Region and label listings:
___

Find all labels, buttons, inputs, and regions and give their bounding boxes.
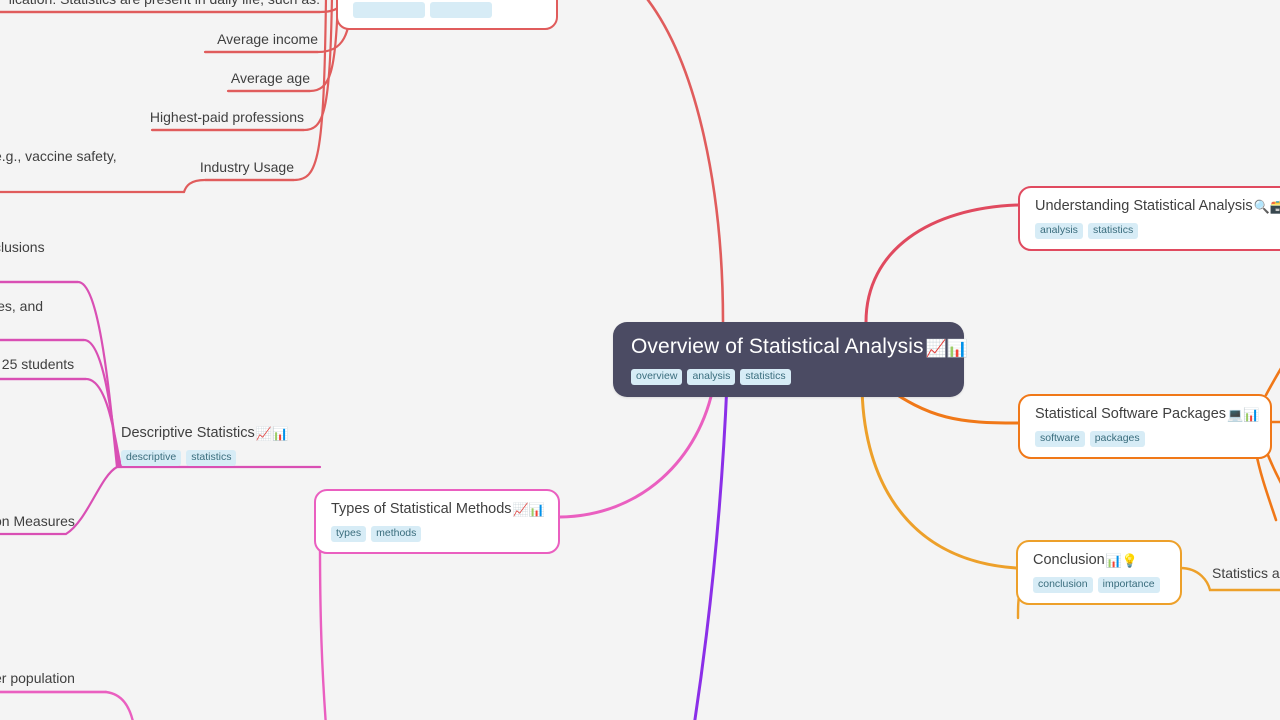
leaf-larger-population[interactable]: er population: [0, 669, 114, 687]
edge-software-right-3: [1264, 448, 1280, 484]
tag-chip[interactable]: descriptive: [121, 449, 182, 466]
tag-chip[interactable]: statistics: [1087, 222, 1139, 239]
node-tags: types methods: [331, 525, 544, 543]
edge-root-to-offscreen-purple: [693, 381, 729, 720]
node-tags: [353, 1, 542, 19]
leaf-daily-life[interactable]: lication: Statistics are present in dail…: [0, 0, 320, 8]
node-types-of-statistical-methods[interactable]: Types of Statistical Methods📈📊 types meth…: [314, 489, 560, 554]
tag-chip[interactable]: analysis: [687, 368, 736, 385]
laptop-bar-chart-icon: 💻📊: [1227, 407, 1260, 422]
mindmap-canvas[interactable]: Overview of Statistical Analysis 📈📊 overv…: [0, 0, 1280, 720]
node-title: Types of Statistical Methods📈📊: [331, 500, 545, 519]
node-tags: analysis statistics: [1035, 222, 1278, 240]
leaf-average-income[interactable]: Average income: [120, 30, 318, 48]
tag-chip[interactable]: software: [1035, 430, 1085, 447]
tag-chip[interactable]: types: [331, 525, 367, 542]
chart-increasing-bar-chart-icon: 📈📊: [512, 502, 545, 517]
edge-population-curve: [104, 690, 134, 720]
tag-chip[interactable]: [353, 1, 425, 18]
magnifier-card-index-icon: 🔍🗃️: [1253, 199, 1280, 214]
leaf-conclusions[interactable]: clusions: [0, 238, 114, 256]
root-node-tags: overview analysis statistics: [631, 368, 946, 386]
node-label: Understanding Statistical Analysis: [1035, 198, 1253, 214]
leaf-vaccine-safety[interactable]: e.g., vaccine safety,: [0, 147, 174, 165]
leaf-statistics-are[interactable]: Statistics ar: [1212, 564, 1280, 582]
node-label: Statistical Software Packages: [1035, 406, 1227, 422]
edge-root-to-types: [558, 381, 716, 519]
bar-chart-lightbulb-icon: 📊💡: [1105, 553, 1139, 568]
leaf-average-age[interactable]: Average age: [120, 69, 310, 87]
edge-root-to-daily-life: [646, 0, 725, 324]
tag-chip[interactable]: importance: [1097, 576, 1160, 593]
node-label: Descriptive Statistics: [121, 425, 255, 441]
tag-chip[interactable]: methods: [371, 525, 422, 542]
tag-chip[interactable]: packages: [1089, 430, 1145, 447]
node-title: Conclusion📊💡: [1033, 551, 1166, 570]
chart-increasing-bar-chart-icon: 📈📊: [925, 339, 969, 358]
chart-increasing-bar-chart-icon: 📈📊: [255, 426, 289, 441]
node-title: Understanding Statistical Analysis🔍🗃️: [1035, 197, 1280, 216]
edge-root-to-conclusion: [860, 381, 1018, 570]
leaf-highest-paid-professions[interactable]: Highest-paid professions: [100, 108, 304, 126]
tag-chip[interactable]: analysis: [1035, 222, 1083, 239]
edge-root-to-understanding: [864, 203, 1020, 324]
node-title: Descriptive Statistics📈📊: [121, 424, 321, 443]
leaf-tables-and[interactable]: les, and: [0, 297, 104, 315]
node-title: Statistical Software Packages💻📊: [1035, 405, 1260, 424]
leaf-dispersion-measures[interactable]: on Measures: [0, 512, 114, 530]
tag-chip[interactable]: [430, 1, 492, 18]
node-label: Types of Statistical Methods: [331, 501, 512, 517]
node-understanding-statistical-analysis[interactable]: Understanding Statistical Analysis🔍🗃️ an…: [1018, 186, 1280, 251]
node-descriptive-statistics[interactable]: Descriptive Statistics📈📊 descriptive stat…: [121, 424, 321, 467]
node-conclusion[interactable]: Conclusion📊💡 conclusion importance: [1016, 540, 1182, 605]
edge-software-right-2: [1264, 367, 1280, 397]
tag-chip[interactable]: statistics: [740, 368, 791, 385]
node-statistical-software-packages[interactable]: Statistical Software Packages💻📊 software…: [1018, 394, 1272, 459]
edge-types-down: [318, 543, 327, 720]
node-clipped-top[interactable]: [336, 0, 558, 30]
tag-chip[interactable]: overview: [631, 368, 683, 385]
root-node[interactable]: Overview of Statistical Analysis 📈📊 overv…: [613, 322, 968, 397]
edge-software-right-4: [1254, 450, 1278, 522]
node-tags: conclusion importance: [1033, 576, 1166, 594]
node-label: Conclusion: [1033, 552, 1105, 568]
root-node-label: Overview of Statistical Analysis: [631, 335, 924, 358]
tag-chip[interactable]: statistics: [186, 449, 237, 466]
tag-chip[interactable]: conclusion: [1033, 576, 1093, 593]
node-tags: descriptive statistics: [121, 449, 321, 467]
node-tags: software packages: [1035, 430, 1256, 448]
root-node-title: Overview of Statistical Analysis 📈📊: [631, 334, 968, 361]
leaf-25-students[interactable]: f 25 students: [0, 355, 114, 373]
edge-descriptive-to-students: [0, 377, 123, 469]
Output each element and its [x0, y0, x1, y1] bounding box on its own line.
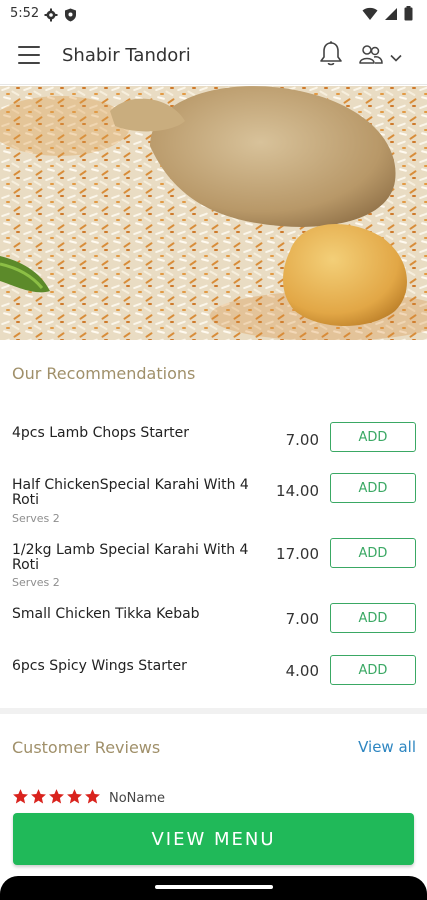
item-price: 7.00: [285, 431, 319, 449]
battery-icon: [404, 6, 413, 25]
bell-icon[interactable]: [318, 40, 344, 70]
item-name: 1/2kg Lamb Special Karahi With 4 Roti: [12, 542, 249, 573]
item-price: 14.00: [276, 482, 319, 500]
reviews-title: Customer Reviews: [12, 738, 161, 757]
item-name: Small Chicken Tikka Kebab: [12, 606, 200, 622]
section-divider: [0, 708, 427, 714]
signal-icon: [384, 6, 398, 25]
user-group-icon: [358, 43, 384, 69]
reviewer-name: NoName: [109, 791, 166, 806]
item-price: 4.00: [285, 662, 319, 680]
star-rating: [12, 788, 101, 805]
user-menu-button[interactable]: [358, 42, 412, 70]
status-bar: 5:52: [0, 0, 427, 30]
add-button[interactable]: ADD: [330, 538, 416, 568]
add-button[interactable]: ADD: [330, 603, 416, 633]
add-button[interactable]: ADD: [330, 422, 416, 452]
item-name: Half ChickenSpecial Karahi With 4 Roti: [12, 477, 249, 508]
page-title: Shabir Tandori: [62, 45, 191, 66]
gear-icon: [44, 7, 58, 26]
home-indicator[interactable]: [155, 885, 273, 889]
recommendations-title: Our Recommendations: [12, 364, 196, 383]
shield-icon: [64, 7, 77, 26]
item-price: 17.00: [276, 545, 319, 563]
system-navigation-bar: [0, 876, 427, 900]
chevron-down-icon: [390, 47, 402, 66]
item-name: 6pcs Spicy Wings Starter: [12, 658, 187, 674]
status-time: 5:52: [10, 6, 40, 21]
item-price: 7.00: [285, 610, 319, 628]
item-name: 4pcs Lamb Chops Starter: [12, 425, 190, 441]
star-icon: [31, 789, 46, 804]
view-all-link[interactable]: View all: [358, 738, 416, 756]
item-serves: Serves 2: [12, 512, 60, 525]
star-icon: [67, 789, 82, 804]
hamburger-menu-icon[interactable]: [18, 46, 40, 64]
add-button[interactable]: ADD: [330, 473, 416, 503]
add-button[interactable]: ADD: [330, 655, 416, 685]
star-icon: [49, 789, 64, 804]
wifi-icon: [362, 6, 378, 25]
app-bar: Shabir Tandori: [0, 30, 427, 85]
view-menu-button[interactable]: VIEW MENU: [13, 813, 414, 865]
hero-food-image: [0, 86, 427, 340]
item-serves: Serves 2: [12, 576, 60, 589]
star-icon: [13, 789, 28, 804]
star-icon: [85, 789, 100, 804]
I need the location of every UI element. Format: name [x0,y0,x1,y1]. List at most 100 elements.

___

- [INSTRUCTION]:
Copy out all of the records with every "tag-chip" swapped for "tag-pill" and everything else left as it is. Leave the pictures out.

- [ANSWER]:
Find all labels, buttons, inputs, and regions and give their bounding boxes.
leaf-larger-population[interactable]: er population: [0, 669, 114, 687]
edge-software-right-3: [1264, 448, 1280, 484]
tag-pill[interactable]: descriptive: [121, 449, 182, 466]
tag-pill[interactable]: statistics: [1087, 222, 1139, 239]
node-tags: types methods: [331, 525, 544, 543]
edge-root-to-offscreen-purple: [693, 381, 729, 720]
node-tags: [353, 1, 542, 19]
leaf-daily-life[interactable]: lication: Statistics are present in dail…: [0, 0, 320, 8]
node-types-of-statistical-methods[interactable]: Types of Statistical Methods📈📊 types meth…: [314, 489, 560, 554]
tag-pill[interactable]: analysis: [687, 368, 736, 385]
laptop-bar-chart-icon: 💻📊: [1227, 407, 1260, 422]
mindmap-canvas[interactable]: Overview of Statistical Analysis 📈📊 overv…: [0, 0, 1280, 720]
node-title: Types of Statistical Methods📈📊: [331, 500, 545, 519]
node-tags: analysis statistics: [1035, 222, 1278, 240]
leaf-average-income[interactable]: Average income: [120, 30, 318, 48]
tag-pill[interactable]: software: [1035, 430, 1085, 447]
tag-pill[interactable]: types: [331, 525, 367, 542]
chart-increasing-bar-chart-icon: 📈📊: [512, 502, 545, 517]
edge-population-curve: [104, 690, 134, 720]
tag-pill[interactable]: [353, 1, 425, 18]
magnifier-card-index-icon: 🔍🗃️: [1253, 199, 1280, 214]
leaf-conclusions[interactable]: clusions: [0, 238, 114, 256]
root-node-tags: overview analysis statistics: [631, 368, 946, 386]
node-label: Understanding Statistical Analysis: [1035, 198, 1253, 214]
leaf-vaccine-safety[interactable]: e.g., vaccine safety,: [0, 147, 174, 165]
leaf-statistics-are[interactable]: Statistics ar: [1212, 564, 1280, 582]
node-label: Statistical Software Packages: [1035, 406, 1227, 422]
edge-root-to-types: [558, 381, 716, 519]
bar-chart-lightbulb-icon: 📊💡: [1105, 553, 1139, 568]
leaf-average-age[interactable]: Average age: [120, 69, 310, 87]
edge-root-to-daily-life: [646, 0, 725, 324]
tag-pill[interactable]: importance: [1097, 576, 1160, 593]
node-label: Descriptive Statistics: [121, 425, 255, 441]
tag-pill[interactable]: methods: [371, 525, 422, 542]
tag-pill[interactable]: packages: [1089, 430, 1145, 447]
node-title: Conclusion📊💡: [1033, 551, 1166, 570]
chart-increasing-bar-chart-icon: 📈📊: [925, 339, 969, 358]
chart-increasing-bar-chart-icon: 📈📊: [255, 426, 289, 441]
node-title: Understanding Statistical Analysis🔍🗃️: [1035, 197, 1280, 216]
edge-root-to-conclusion: [860, 381, 1018, 570]
leaf-highest-paid-professions[interactable]: Highest-paid professions: [100, 108, 304, 126]
tag-pill[interactable]: analysis: [1035, 222, 1083, 239]
edge-root-to-understanding: [864, 203, 1020, 324]
node-title: Descriptive Statistics📈📊: [121, 424, 321, 443]
leaf-tables-and[interactable]: les, and: [0, 297, 104, 315]
node-title: Statistical Software Packages💻📊: [1035, 405, 1260, 424]
leaf-dispersion-measures[interactable]: on Measures: [0, 512, 114, 530]
tag-pill[interactable]: [430, 1, 492, 18]
node-label: Types of Statistical Methods: [331, 501, 512, 517]
node-understanding-statistical-analysis[interactable]: Understanding Statistical Analysis🔍🗃️ an…: [1018, 186, 1280, 251]
node-descriptive-statistics[interactable]: Descriptive Statistics📈📊 descriptive stat…: [121, 424, 321, 467]
node-conclusion[interactable]: Conclusion📊💡 conclusion importance: [1016, 540, 1182, 605]
edge-software-right-2: [1264, 367, 1280, 397]
tag-pill[interactable]: statistics: [740, 368, 791, 385]
node-statistical-software-packages[interactable]: Statistical Software Packages💻📊 software…: [1018, 394, 1272, 459]
edge-types-down: [318, 543, 327, 720]
node-clipped-top[interactable]: [336, 0, 558, 30]
tag-pill[interactable]: overview: [631, 368, 683, 385]
root-node[interactable]: Overview of Statistical Analysis 📈📊 overv…: [613, 322, 968, 397]
edge-software-right-4: [1254, 450, 1278, 522]
node-tags: conclusion importance: [1033, 576, 1166, 594]
node-label: Conclusion: [1033, 552, 1105, 568]
root-node-label: Overview of Statistical Analysis: [631, 335, 924, 358]
tag-pill[interactable]: statistics: [186, 449, 237, 466]
tag-pill[interactable]: conclusion: [1033, 576, 1093, 593]
node-tags: descriptive statistics: [121, 449, 321, 467]
node-tags: software packages: [1035, 430, 1256, 448]
root-node-title: Overview of Statistical Analysis 📈📊: [631, 334, 968, 361]
leaf-25-students[interactable]: f 25 students: [0, 355, 114, 373]
edge-descriptive-to-students: [0, 377, 123, 469]
Output each element and its [x0, y0, x1, y1] bounding box on its own line.
item-price: 7.00: [285, 431, 319, 449]
battery-icon: [404, 6, 413, 25]
bell-icon[interactable]: [318, 40, 344, 70]
item-name: 1/2kg Lamb Special Karahi With 4 Roti: [12, 542, 249, 573]
item-price: 14.00: [276, 482, 319, 500]
reviews-title: Customer Reviews: [12, 738, 161, 757]
item-name: Small Chicken Tikka Kebab: [12, 606, 200, 622]
section-divider: [0, 708, 427, 714]
signal-icon: [384, 6, 398, 25]
user-group-icon: [358, 43, 384, 69]
reviewer-name: NoName: [109, 791, 166, 806]
item-price: 4.00: [285, 662, 319, 680]
star-rating: [12, 788, 101, 805]
user-menu-button[interactable]: [358, 42, 412, 70]
status-bar: 5:52: [0, 0, 427, 30]
add-button[interactable]: ADD: [330, 538, 416, 568]
add-button[interactable]: ADD: [330, 603, 416, 633]
add-button[interactable]: ADD: [330, 422, 416, 452]
item-name: Half ChickenSpecial Karahi With 4 Roti: [12, 477, 249, 508]
page-title: Shabir Tandori: [62, 45, 191, 66]
gear-icon: [44, 7, 58, 26]
home-indicator[interactable]: [155, 885, 273, 889]
recommendations-title: Our Recommendations: [12, 364, 196, 383]
shield-icon: [64, 7, 77, 26]
item-price: 17.00: [276, 545, 319, 563]
system-navigation-bar: [0, 876, 427, 900]
chevron-down-icon: [390, 47, 402, 66]
item-name: 6pcs Spicy Wings Starter: [12, 658, 187, 674]
status-time: 5:52: [10, 6, 40, 21]
item-price: 7.00: [285, 610, 319, 628]
item-name: 4pcs Lamb Chops Starter: [12, 425, 190, 441]
star-icon: [31, 789, 46, 804]
view-all-link[interactable]: View all: [358, 738, 416, 756]
item-serves: Serves 2: [12, 512, 60, 525]
star-icon: [67, 789, 82, 804]
hamburger-menu-icon[interactable]: [18, 46, 40, 64]
add-button[interactable]: ADD: [330, 473, 416, 503]
add-button[interactable]: ADD: [330, 655, 416, 685]
star-icon: [49, 789, 64, 804]
wifi-icon: [362, 6, 378, 25]
app-bar: Shabir Tandori: [0, 30, 427, 85]
view-menu-button[interactable]: VIEW MENU: [13, 813, 414, 865]
hero-food-image: [0, 86, 427, 340]
item-serves: Serves 2: [12, 576, 60, 589]
star-icon: [13, 789, 28, 804]
star-icon: [85, 789, 100, 804]
I need the location of every UI element. Format: name [x0,y0,x1,y1]. List at most 100 elements.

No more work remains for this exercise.